▶ [The task] Repeat, line for line, the entries printed below.

++++ Records shown

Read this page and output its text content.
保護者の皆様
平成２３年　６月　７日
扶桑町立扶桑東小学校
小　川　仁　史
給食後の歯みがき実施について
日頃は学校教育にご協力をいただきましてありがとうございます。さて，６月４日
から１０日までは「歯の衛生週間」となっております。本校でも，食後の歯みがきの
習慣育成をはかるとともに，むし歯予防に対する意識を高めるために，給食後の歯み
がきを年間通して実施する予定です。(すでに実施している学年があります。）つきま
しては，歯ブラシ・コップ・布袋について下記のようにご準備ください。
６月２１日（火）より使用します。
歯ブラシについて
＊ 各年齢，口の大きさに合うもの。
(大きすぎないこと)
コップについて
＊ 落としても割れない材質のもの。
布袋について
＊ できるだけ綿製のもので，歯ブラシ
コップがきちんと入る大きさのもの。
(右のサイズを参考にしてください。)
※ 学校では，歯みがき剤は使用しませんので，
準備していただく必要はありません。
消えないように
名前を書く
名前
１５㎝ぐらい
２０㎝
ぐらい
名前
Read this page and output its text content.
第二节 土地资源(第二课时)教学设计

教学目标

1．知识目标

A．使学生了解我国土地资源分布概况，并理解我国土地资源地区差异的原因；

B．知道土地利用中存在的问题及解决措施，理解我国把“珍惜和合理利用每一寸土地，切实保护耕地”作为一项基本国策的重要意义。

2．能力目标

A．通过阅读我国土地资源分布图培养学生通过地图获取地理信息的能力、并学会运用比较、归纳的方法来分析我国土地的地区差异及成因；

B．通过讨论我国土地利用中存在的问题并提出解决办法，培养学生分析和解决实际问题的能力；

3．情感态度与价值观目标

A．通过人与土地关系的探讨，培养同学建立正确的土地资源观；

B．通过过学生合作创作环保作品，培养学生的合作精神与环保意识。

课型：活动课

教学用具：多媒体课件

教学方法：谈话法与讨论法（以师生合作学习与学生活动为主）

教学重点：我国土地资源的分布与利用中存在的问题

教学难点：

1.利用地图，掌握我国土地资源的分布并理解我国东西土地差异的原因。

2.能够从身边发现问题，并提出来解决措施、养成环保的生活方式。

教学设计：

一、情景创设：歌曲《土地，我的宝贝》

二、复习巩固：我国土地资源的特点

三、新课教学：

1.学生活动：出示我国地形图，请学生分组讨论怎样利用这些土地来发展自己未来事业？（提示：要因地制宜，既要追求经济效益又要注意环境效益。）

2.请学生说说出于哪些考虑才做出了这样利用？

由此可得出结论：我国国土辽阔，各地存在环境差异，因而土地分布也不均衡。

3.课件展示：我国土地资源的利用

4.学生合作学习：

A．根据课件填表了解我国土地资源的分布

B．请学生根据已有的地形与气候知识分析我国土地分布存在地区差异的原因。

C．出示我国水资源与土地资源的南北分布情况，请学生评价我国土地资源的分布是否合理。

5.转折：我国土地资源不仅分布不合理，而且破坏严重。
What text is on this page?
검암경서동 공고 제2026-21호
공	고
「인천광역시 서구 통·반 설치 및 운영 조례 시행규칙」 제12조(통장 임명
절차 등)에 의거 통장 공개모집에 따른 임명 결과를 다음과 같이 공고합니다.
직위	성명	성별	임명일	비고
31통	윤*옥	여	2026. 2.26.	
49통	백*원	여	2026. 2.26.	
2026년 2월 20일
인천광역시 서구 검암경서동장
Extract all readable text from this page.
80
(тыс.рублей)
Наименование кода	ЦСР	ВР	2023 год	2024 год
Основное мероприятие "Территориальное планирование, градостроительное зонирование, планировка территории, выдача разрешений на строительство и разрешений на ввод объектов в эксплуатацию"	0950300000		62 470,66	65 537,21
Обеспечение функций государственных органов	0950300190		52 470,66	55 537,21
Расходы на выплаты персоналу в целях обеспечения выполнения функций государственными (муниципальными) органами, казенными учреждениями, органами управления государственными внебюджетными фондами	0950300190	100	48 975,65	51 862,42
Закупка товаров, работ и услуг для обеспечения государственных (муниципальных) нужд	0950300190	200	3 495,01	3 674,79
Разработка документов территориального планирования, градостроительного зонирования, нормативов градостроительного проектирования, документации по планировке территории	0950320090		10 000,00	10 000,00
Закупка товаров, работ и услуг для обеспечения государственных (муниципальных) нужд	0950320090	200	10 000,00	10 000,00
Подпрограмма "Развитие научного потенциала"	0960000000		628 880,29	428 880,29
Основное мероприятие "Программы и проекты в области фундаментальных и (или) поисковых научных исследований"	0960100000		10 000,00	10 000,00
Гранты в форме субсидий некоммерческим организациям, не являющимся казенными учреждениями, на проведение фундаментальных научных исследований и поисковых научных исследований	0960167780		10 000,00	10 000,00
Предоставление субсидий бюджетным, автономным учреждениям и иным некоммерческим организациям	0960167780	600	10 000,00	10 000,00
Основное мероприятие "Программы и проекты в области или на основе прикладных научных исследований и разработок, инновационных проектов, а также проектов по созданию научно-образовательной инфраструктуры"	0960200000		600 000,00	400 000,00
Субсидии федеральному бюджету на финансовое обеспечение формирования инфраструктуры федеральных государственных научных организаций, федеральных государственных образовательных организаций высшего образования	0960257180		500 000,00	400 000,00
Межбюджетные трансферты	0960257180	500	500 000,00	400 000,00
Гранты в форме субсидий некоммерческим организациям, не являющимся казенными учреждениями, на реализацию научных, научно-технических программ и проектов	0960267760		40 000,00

++++++++

▶ [Exercise solution]
Read this page and output its text content.
保護者の皆様
平成２３年　６月　７日
扶桑町立扶桑東小学校
小　川　仁　史
給食後の歯みがき実施について
日頃は学校教育にご協力をいただきましてありがとうございます。さて，６月４日
から１０日までは「歯の衛生週間」となっております。本校でも，食後の歯みがきの
習慣育成をはかるとともに，むし歯予防に対する意識を高めるために，給食後の歯み
がきを年間通して実施する予定です。(すでに実施している学年があります。）つきま
しては，歯ブラシ・コップ・布袋について下記のようにご準備ください。
６月２１日（火）より使用します。
歯ブラシについて
＊ 各年齢，口の大きさに合うもの。
(大きすぎないこと)
コップについて
＊ 落としても割れない材質のもの。
布袋について
＊ できるだけ綿製のもので，歯ブラシ
コップがきちんと入る大きさのもの。
(右のサイズを参考にしてください。)
※ 学校では，歯みがき剤は使用しませんので，
準備していただく必要はありません。
消えないように
名前を書く
名前
１５㎝ぐらい
２０㎝
ぐらい
名前
Read this page and output its text content.
第二节 土地资源(第二课时)教学设计

教学目标

1．知识目标

A．使学生了解我国土地资源分布概况，并理解我国土地资源地区差异的原因；

B．知道土地利用中存在的问题及解决措施，理解我国把“珍惜和合理利用每一寸土地，切实保护耕地”作为一项基本国策的重要意义。

2．能力目标

A．通过阅读我国土地资源分布图培养学生通过地图获取地理信息的能力、并学会运用比较、归纳的方法来分析我国土地的地区差异及成因；

B．通过讨论我国土地利用中存在的问题并提出解决办法，培养学生分析和解决实际问题的能力；

3．情感态度与价值观目标

A．通过人与土地关系的探讨，培养同学建立正确的土地资源观；

B．通过过学生合作创作环保作品，培养学生的合作精神与环保意识。

课型：活动课

教学用具：多媒体课件

教学方法：谈话法与讨论法（以师生合作学习与学生活动为主）

教学重点：我国土地资源的分布与利用中存在的问题

教学难点：

1.利用地图，掌握我国土地资源的分布并理解我国东西土地差异的原因。

2.能够从身边发现问题，并提出来解决措施、养成环保的生活方式。

教学设计：

一、情景创设：歌曲《土地，我的宝贝》

二、复习巩固：我国土地资源的特点

三、新课教学：

1.学生活动：出示我国地形图，请学生分组讨论怎样利用这些土地来发展自己未来事业？（提示：要因地制宜，既要追求经济效益又要注意环境效益。）

2.请学生说说出于哪些考虑才做出了这样利用？

由此可得出结论：我国国土辽阔，各地存在环境差异，因而土地分布也不均衡。

3.课件展示：我国土地资源的利用

4.学生合作学习：

A．根据课件填表了解我国土地资源的分布

B．请学生根据已有的地形与气候知识分析我国土地分布存在地区差异的原因。

C．出示我国水资源与土地资源的南北分布情况，请学生评价我国土地资源的分布是否合理。

5.转折：我国土地资源不仅分布不合理，而且破坏严重。
What text is on this page?
검암경서동 공고 제2026-21호
공	고
「인천광역시 서구 통·반 설치 및 운영 조례 시행규칙」 제12조(통장 임명
절차 등)에 의거 통장 공개모집에 따른 임명 결과를 다음과 같이 공고합니다.
직위	성명	성별	임명일	비고
31통	윤*옥	여	2026. 2.26.	
49통	백*원	여	2026. 2.26.	
2026년 2월 20일
인천광역시 서구 검암경서동장
Extract all readable text from this page.
80
(тыс.рублей)
Наименование кода	ЦСР	ВР	2023 год	2024 год
Основное мероприятие "Территориальное планирование, градостроительное зонирование, планировка территории, выдача разрешений на строительство и разрешений на ввод объектов в эксплуатацию"	0950300000		62 470,66	65 537,21
Обеспечение функций государственных органов	0950300190		52 470,66	55 537,21
Расходы на выплаты персоналу в целях обеспечения выполнения функций государственными (муниципальными) органами, казенными учреждениями, органами управления государственными внебюджетными фондами	0950300190	100	48 975,65	51 862,42
Закупка товаров, работ и услуг для обеспечения государственных (муниципальных) нужд	0950300190	200	3 495,01	3 674,79
Разработка документов территориального планирования, градостроительного зонирования, нормативов градостроительного проектирования, документации по планировке территории	0950320090		10 000,00	10 000,00
Закупка товаров, работ и услуг для обеспечения государственных (муниципальных) нужд	0950320090	200	10 000,00	10 000,00
Подпрограмма "Развитие научного потенциала"	0960000000		628 880,29	428 880,29
Основное мероприятие "Программы и проекты в области фундаментальных и (или) поисковых научных исследований"	0960100000		10 000,00	10 000,00
Гранты в форме субсидий некоммерческим организациям, не являющимся казенными учреждениями, на проведение фундаментальных научных исследований и поисковых научных исследований	0960167780		10 000,00	10 000,00
Предоставление субсидий бюджетным, автономным учреждениям и иным некоммерческим организациям	0960167780	600	10 000,00	10 000,00
Основное мероприятие "Программы и проекты в области или на основе прикладных научных исследований и разработок, инновационных проектов, а также проектов по созданию научно-образовательной инфраструктуры"	0960200000		600 000,00	400 000,00
Субсидии федеральному бюджету на финансовое обеспечение формирования инфраструктуры федеральных государственных научных организаций, федеральных государственных образовательных организаций высшего образования	0960257180		500 000,00	400 000,00
Межбюджетные трансферты	0960257180	500	500 000,00	400 000,00
Гранты в форме субсидий некоммерческим организациям, не являющимся казенными учреждениями, на реализацию научных, научно-технических программ и проектов	0960267760		40 000,00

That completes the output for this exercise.